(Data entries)
§
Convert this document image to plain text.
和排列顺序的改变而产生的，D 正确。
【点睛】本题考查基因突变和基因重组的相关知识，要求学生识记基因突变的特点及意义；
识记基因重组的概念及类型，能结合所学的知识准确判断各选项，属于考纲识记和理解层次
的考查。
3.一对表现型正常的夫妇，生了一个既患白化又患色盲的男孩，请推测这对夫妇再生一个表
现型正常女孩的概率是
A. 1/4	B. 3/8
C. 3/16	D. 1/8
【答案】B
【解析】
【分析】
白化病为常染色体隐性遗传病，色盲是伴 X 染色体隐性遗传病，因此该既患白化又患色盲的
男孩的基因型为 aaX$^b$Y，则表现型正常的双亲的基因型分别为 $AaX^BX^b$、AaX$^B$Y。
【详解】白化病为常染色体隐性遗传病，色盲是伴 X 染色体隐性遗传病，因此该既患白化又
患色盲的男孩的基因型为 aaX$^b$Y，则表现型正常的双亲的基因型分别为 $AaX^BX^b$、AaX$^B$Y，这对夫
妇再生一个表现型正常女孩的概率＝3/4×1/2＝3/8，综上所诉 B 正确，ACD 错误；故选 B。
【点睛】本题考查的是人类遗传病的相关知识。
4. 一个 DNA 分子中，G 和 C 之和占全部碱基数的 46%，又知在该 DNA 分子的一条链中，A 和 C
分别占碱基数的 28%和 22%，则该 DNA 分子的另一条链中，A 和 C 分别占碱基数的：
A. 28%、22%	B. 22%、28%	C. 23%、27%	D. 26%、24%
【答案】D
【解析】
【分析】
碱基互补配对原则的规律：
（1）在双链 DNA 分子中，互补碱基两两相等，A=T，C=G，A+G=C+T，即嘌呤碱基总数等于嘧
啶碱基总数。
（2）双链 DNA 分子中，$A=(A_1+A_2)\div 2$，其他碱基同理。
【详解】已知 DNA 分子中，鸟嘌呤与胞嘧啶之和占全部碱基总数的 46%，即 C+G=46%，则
§
[Challenge] All lines holding the word "色盲是伴" should be picked out and copied.

[Reply]
白化病为常染色体隐性遗传病，色盲是伴 X 染色体隐性遗传病，因此该既患白化又患色盲的
【详解】白化病为常染色体隐性遗传病，色盲是伴 X 染色体隐性遗传病，因此该既患白化又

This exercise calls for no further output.